— Begin Record excerpts —

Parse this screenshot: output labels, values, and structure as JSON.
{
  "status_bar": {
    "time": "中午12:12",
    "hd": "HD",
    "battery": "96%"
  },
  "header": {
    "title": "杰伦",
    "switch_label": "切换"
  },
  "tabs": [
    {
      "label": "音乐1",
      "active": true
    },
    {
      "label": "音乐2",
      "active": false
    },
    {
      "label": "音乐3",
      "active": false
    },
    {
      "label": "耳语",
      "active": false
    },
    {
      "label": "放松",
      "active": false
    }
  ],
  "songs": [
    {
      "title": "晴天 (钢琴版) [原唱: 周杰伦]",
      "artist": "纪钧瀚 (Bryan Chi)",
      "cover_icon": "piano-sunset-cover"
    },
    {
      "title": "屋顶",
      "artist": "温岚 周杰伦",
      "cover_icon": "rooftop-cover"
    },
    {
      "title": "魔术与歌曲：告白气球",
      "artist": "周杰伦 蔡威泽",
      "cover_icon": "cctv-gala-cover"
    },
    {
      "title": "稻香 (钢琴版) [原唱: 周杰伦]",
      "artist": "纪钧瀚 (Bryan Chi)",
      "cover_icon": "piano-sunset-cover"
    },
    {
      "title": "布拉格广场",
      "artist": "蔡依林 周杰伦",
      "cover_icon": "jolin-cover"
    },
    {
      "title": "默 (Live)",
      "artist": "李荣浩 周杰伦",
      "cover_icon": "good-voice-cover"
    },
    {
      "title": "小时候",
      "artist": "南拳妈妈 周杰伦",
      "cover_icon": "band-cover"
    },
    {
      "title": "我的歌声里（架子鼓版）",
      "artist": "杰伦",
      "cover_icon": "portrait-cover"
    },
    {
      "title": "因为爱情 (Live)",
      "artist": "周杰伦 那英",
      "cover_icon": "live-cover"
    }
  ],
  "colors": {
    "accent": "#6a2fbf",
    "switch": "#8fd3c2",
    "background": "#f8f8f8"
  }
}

— End Record excerpts —

- **Problem description**:
Output every entry shown above, exactly.

- **Full answer**:
Parse this screenshot: output labels, values, and structure as JSON.
{
  "status_bar": {
    "time": "中午12:12",
    "hd": "HD",
    "battery": "96%"
  },
  "header": {
    "title": "杰伦",
    "switch_label": "切换"
  },
  "tabs": [
    {
      "label": "音乐1",
      "active": true
    },
    {
      "label": "音乐2",
      "active": false
    },
    {
      "label": "音乐3",
      "active": false
    },
    {
      "label": "耳语",
      "active": false
    },
    {
      "label": "放松",
      "active": false
    }
  ],
  "songs": [
    {
      "title": "晴天 (钢琴版) [原唱: 周杰伦]",
      "artist": "纪钧瀚 (Bryan Chi)",
      "cover_icon": "piano-sunset-cover"
    },
    {
      "title": "屋顶",
      "artist": "温岚 周杰伦",
      "cover_icon": "rooftop-cover"
    },
    {
      "title": "魔术与歌曲：告白气球",
      "artist": "周杰伦 蔡威泽",
      "cover_icon": "cctv-gala-cover"
    },
    {
      "title": "稻香 (钢琴版) [原唱: 周杰伦]",
      "artist": "纪钧瀚 (Bryan Chi)",
      "cover_icon": "piano-sunset-cover"
    },
    {
      "title": "布拉格广场",
      "artist": "蔡依林 周杰伦",
      "cover_icon": "jolin-cover"
    },
    {
      "title": "默 (Live)",
      "artist": "李荣浩 周杰伦",
      "cover_icon": "good-voice-cover"
    },
    {
      "title": "小时候",
      "artist": "南拳妈妈 周杰伦",
      "cover_icon": "band-cover"
    },
    {
      "title": "我的歌声里（架子鼓版）",
      "artist": "杰伦",
      "cover_icon": "portrait-cover"
    },
    {
      "title": "因为爱情 (Live)",
      "artist": "周杰伦 那英",
      "cover_icon": "live-cover"
    }
  ],
  "colors": {
    "accent": "#6a2fbf",
    "switch": "#8fd3c2",
    "background": "#f8f8f8"
  }
}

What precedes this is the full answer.